### ITEMS

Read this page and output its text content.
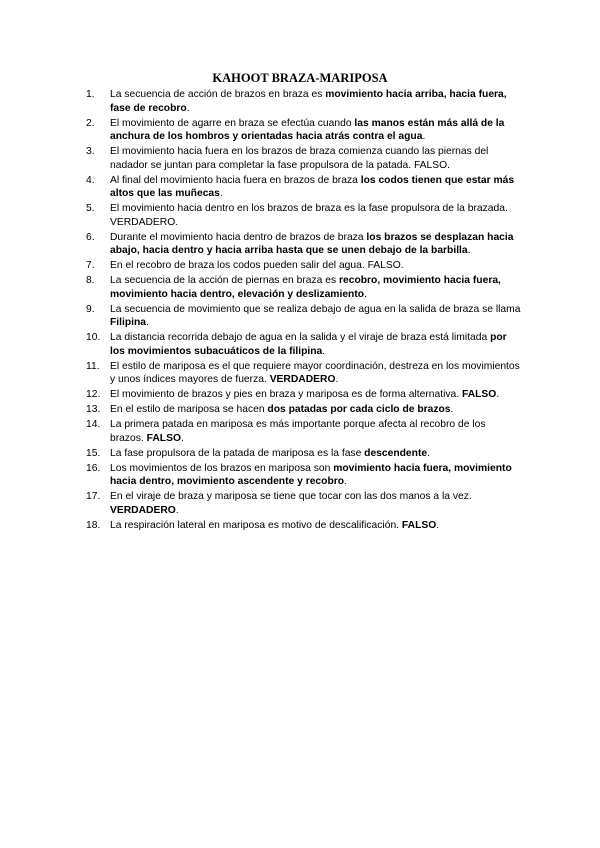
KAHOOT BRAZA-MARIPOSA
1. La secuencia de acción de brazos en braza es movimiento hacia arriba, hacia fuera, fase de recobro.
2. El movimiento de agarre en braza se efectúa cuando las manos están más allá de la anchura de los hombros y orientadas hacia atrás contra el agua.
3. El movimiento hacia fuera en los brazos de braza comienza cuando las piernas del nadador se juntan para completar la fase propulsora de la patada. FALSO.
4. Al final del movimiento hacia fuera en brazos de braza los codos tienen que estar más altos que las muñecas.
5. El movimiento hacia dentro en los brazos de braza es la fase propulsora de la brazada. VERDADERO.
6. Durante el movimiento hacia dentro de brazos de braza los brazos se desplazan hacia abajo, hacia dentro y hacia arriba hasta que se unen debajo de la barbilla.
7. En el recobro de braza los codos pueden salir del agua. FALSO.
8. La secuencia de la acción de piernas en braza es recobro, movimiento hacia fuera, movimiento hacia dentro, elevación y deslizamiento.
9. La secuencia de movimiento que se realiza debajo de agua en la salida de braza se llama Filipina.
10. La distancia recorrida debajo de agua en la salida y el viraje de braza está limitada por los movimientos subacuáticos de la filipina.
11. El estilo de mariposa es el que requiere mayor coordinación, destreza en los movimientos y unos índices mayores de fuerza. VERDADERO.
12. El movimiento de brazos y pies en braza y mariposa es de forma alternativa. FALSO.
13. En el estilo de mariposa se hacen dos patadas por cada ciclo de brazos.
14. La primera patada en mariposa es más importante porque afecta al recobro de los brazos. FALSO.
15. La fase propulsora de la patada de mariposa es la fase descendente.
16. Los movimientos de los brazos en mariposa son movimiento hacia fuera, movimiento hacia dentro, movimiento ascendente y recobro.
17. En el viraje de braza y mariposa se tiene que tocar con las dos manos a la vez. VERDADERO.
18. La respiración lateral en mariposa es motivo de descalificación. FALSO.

######

■ **DIRECTIVE**:
Each entry above is to be written out again unchanged, apart from the pictures, which are left out.

■ **SOLUTION**:
Read this page and output its text content.
KAHOOT BRAZA-MARIPOSA
1. La secuencia de acción de brazos en braza es movimiento hacia arriba, hacia fuera, fase de recobro.
2. El movimiento de agarre en braza se efectúa cuando las manos están más allá de la anchura de los hombros y orientadas hacia atrás contra el agua.
3. El movimiento hacia fuera en los brazos de braza comienza cuando las piernas del nadador se juntan para completar la fase propulsora de la patada. FALSO.
4. Al final del movimiento hacia fuera en brazos de braza los codos tienen que estar más altos que las muñecas.
5. El movimiento hacia dentro en los brazos de braza es la fase propulsora de la brazada. VERDADERO.
6. Durante el movimiento hacia dentro de brazos de braza los brazos se desplazan hacia abajo, hacia dentro y hacia arriba hasta que se unen debajo de la barbilla.
7. En el recobro de braza los codos pueden salir del agua. FALSO.
8. La secuencia de la acción de piernas en braza es recobro, movimiento hacia fuera, movimiento hacia dentro, elevación y deslizamiento.
9. La secuencia de movimiento que se realiza debajo de agua en la salida de braza se llama Filipina.
10. La distancia recorrida debajo de agua en la salida y el viraje de braza está limitada por los movimientos subacuáticos de la filipina.
11. El estilo de mariposa es el que requiere mayor coordinación, destreza en los movimientos y unos índices mayores de fuerza. VERDADERO.
12. El movimiento de brazos y pies en braza y mariposa es de forma alternativa. FALSO.
13. En el estilo de mariposa se hacen dos patadas por cada ciclo de brazos.
14. La primera patada en mariposa es más importante porque afecta al recobro de los brazos. FALSO.
15. La fase propulsora de la patada de mariposa es la fase descendente.
16. Los movimientos de los brazos en mariposa son movimiento hacia fuera, movimiento hacia dentro, movimiento ascendente y recobro.
17. En el viraje de braza y mariposa se tiene que tocar con las dos manos a la vez. VERDADERO.
18. La respiración lateral en mariposa es motivo de descalificación. FALSO.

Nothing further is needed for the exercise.